* **WHAT TO DO**:
Count every line in the entries that contains "status". Report that count alone.

* **DATA**:
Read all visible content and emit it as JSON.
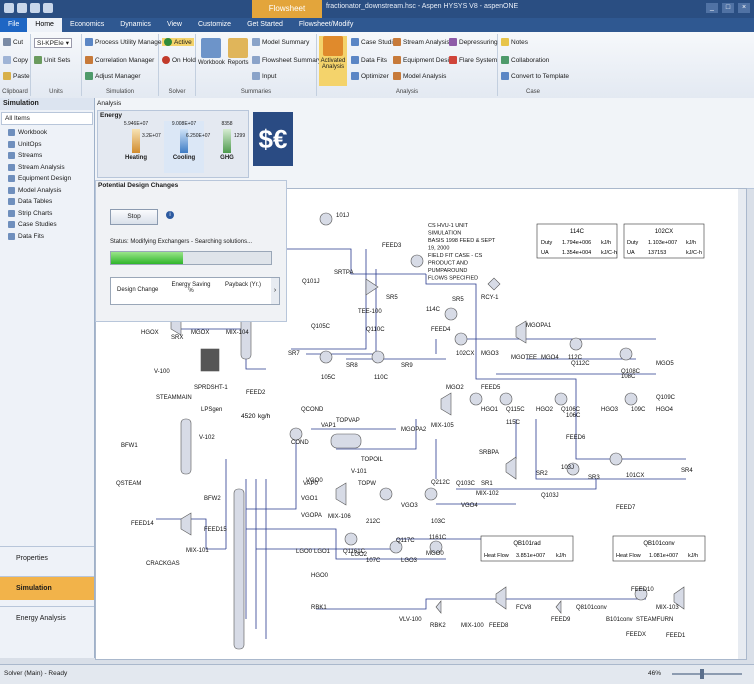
{
  "window": {
    "context_tab": "Flowsheet",
    "title": "fractionator_downstream.hsc - Aspen HYSYS V8 - aspenONE"
  },
  "tabs": [
    "File",
    "Home",
    "Economics",
    "Dynamics",
    "View",
    "Customize",
    "Get Started",
    "Flowsheet/Modify"
  ],
  "ribbon": {
    "clipboard": {
      "cut": "Cut",
      "copy": "Copy",
      "paste": "Paste",
      "label": "Clipboard"
    },
    "units": {
      "set": "SI-KPEIe",
      "unit_sets": "Unit Sets",
      "label": "Units"
    },
    "simulation": {
      "items": [
        "Process Utility Manager",
        "Correlation Manager",
        "Adjust Manager"
      ],
      "label": "Simulation"
    },
    "solver": {
      "active": "Active",
      "on_hold": "On Hold",
      "label": "Solver"
    },
    "summaries": {
      "workbook": "Workbook",
      "reports": "Reports",
      "items": [
        "Model Summary",
        "Flowsheet Summary",
        "Input"
      ],
      "label": "Summaries"
    },
    "analysis": {
      "activated": "Activated Analysis",
      "col1": [
        "Case Studies",
        "Data Fits",
        "Optimizer"
      ],
      "col2": [
        "Stream Analysis",
        "Equipment Design",
        "Model Analysis"
      ],
      "col3": [
        "Depressuring",
        "Flare System"
      ],
      "label": "Analysis"
    },
    "case": {
      "items": [
        "Notes",
        "Collaboration",
        "Convert to Template"
      ],
      "label": "Case"
    }
  },
  "leftpane": {
    "title": "Simulation",
    "filter": "All Items",
    "items": [
      "Workbook",
      "UnitOps",
      "Streams",
      "Stream Analysis",
      "Equipment Design",
      "Model Analysis",
      "Data Tables",
      "Strip Charts",
      "Case Studies",
      "Data Fits"
    ],
    "workspaces": [
      "Properties",
      "Simulation",
      "Energy Analysis"
    ]
  },
  "analysis_panel": {
    "title": "Analysis",
    "energy_label": "Energy",
    "heating": {
      "label": "Heating",
      "top": "5.946E+07",
      "side": "3.2E+07"
    },
    "cooling": {
      "label": "Cooling",
      "top": "9.008E+07",
      "side": "6.250E+07"
    },
    "ghg": {
      "label": "GHG",
      "top": "8358",
      "side": "1299"
    }
  },
  "design": {
    "title": "Potential Design Changes",
    "stop": "Stop",
    "status": "Status: Modifying Exchangers - Searching solutions...",
    "progress": 0.45,
    "cols": [
      "Design Change",
      "Energy Saving %",
      "Payback (Yr.)"
    ]
  },
  "flowsheet": {
    "note": [
      "CS HVU-1 UNIT",
      "SIMULATION",
      "BASIS 1998 FEED & SEPT",
      "19, 2000",
      "FIELD FIT CASE - CS",
      "PRODUCT AND",
      "PUMPAROUND",
      "FLOWS SPECIFIED"
    ],
    "t114c": {
      "title": "114C",
      "r1": [
        "Duty",
        "1.794e+006",
        "kJ/h"
      ],
      "r2": [
        "UA",
        "1.354e+004",
        "kJ/C-h"
      ]
    },
    "t102cx": {
      "title": "102CX",
      "r1": [
        "Duty",
        "1.103e+007",
        "kJ/h"
      ],
      "r2": [
        "UA",
        "137153",
        "kJ/C-h"
      ]
    },
    "tqb101rad": {
      "title": "QB101rad",
      "r1": [
        "Heat Flow",
        "3.851e+007",
        "kJ/h"
      ]
    },
    "tqb101conv": {
      "title": "QB101conv",
      "r1": [
        "Heat Flow",
        "1.081e+007",
        "kJ/h"
      ]
    },
    "flow_value": "4520",
    "flow_unit": "kg/h",
    "labels": [
      "101J",
      "FEED3",
      "Q101J",
      "SRTPA",
      "TEE-100",
      "SR5",
      "114C",
      "SR5",
      "RCY-1",
      "FEED4",
      "MGOPA1",
      "SR7",
      "Q105C",
      "Q110C",
      "102CX",
      "MGO3",
      "MGOTEE",
      "MGO4",
      "Q112C",
      "Q108C",
      "105C",
      "SR8",
      "110C",
      "SR9",
      "112C",
      "MGO5",
      "108C",
      "MGO2",
      "FEED5",
      "Q109C",
      "Q115C",
      "Q106C",
      "MGOPA2",
      "MIX-105",
      "HGO1",
      "115C",
      "HGO2",
      "106C",
      "HGO3",
      "109C",
      "HGO4",
      "FEED6",
      "SPRDSHT-1",
      "FEED2",
      "LPSgen",
      "V-102",
      "QCOND",
      "VAP1",
      "TOPVAP",
      "COND",
      "V-101",
      "TOPOIL",
      "BFW1",
      "SRBPA",
      "SR1",
      "SR2",
      "103J",
      "SR3",
      "101CX",
      "SR4",
      "QSTEAM",
      "BFW2",
      "TOPW",
      "VAP0",
      "VGO0",
      "Q103C",
      "MIX-102",
      "Q103J",
      "FEED7",
      "VGO1",
      "Q212C",
      "VGOPA",
      "MIX-106",
      "212C",
      "VGO3",
      "103C",
      "VGO4",
      "FEED14",
      "FEED15",
      "MIX-101",
      "CRACKGAS",
      "LGO0",
      "LGO1",
      "Q1161C",
      "Q117C",
      "1161C",
      "LGO2",
      "107C",
      "LGO3",
      "MGO0",
      "HGO0",
      "RBK1",
      "VLV-100",
      "RBK2",
      "MIX-100",
      "FEED8",
      "FCV8",
      "FEED9",
      "Q8101conv",
      "B101conv",
      "FEED10",
      "STEAMFURN",
      "MIX-103",
      "FEEDX",
      "FEED1",
      "MGOX",
      "MIX-104",
      "HGOX",
      "SRX",
      "V-100",
      "STEAMMAIN"
    ]
  },
  "status": {
    "text": "Solver (Main) - Ready",
    "zoom": "46%"
  }
}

* **FULL ANSWER**:
2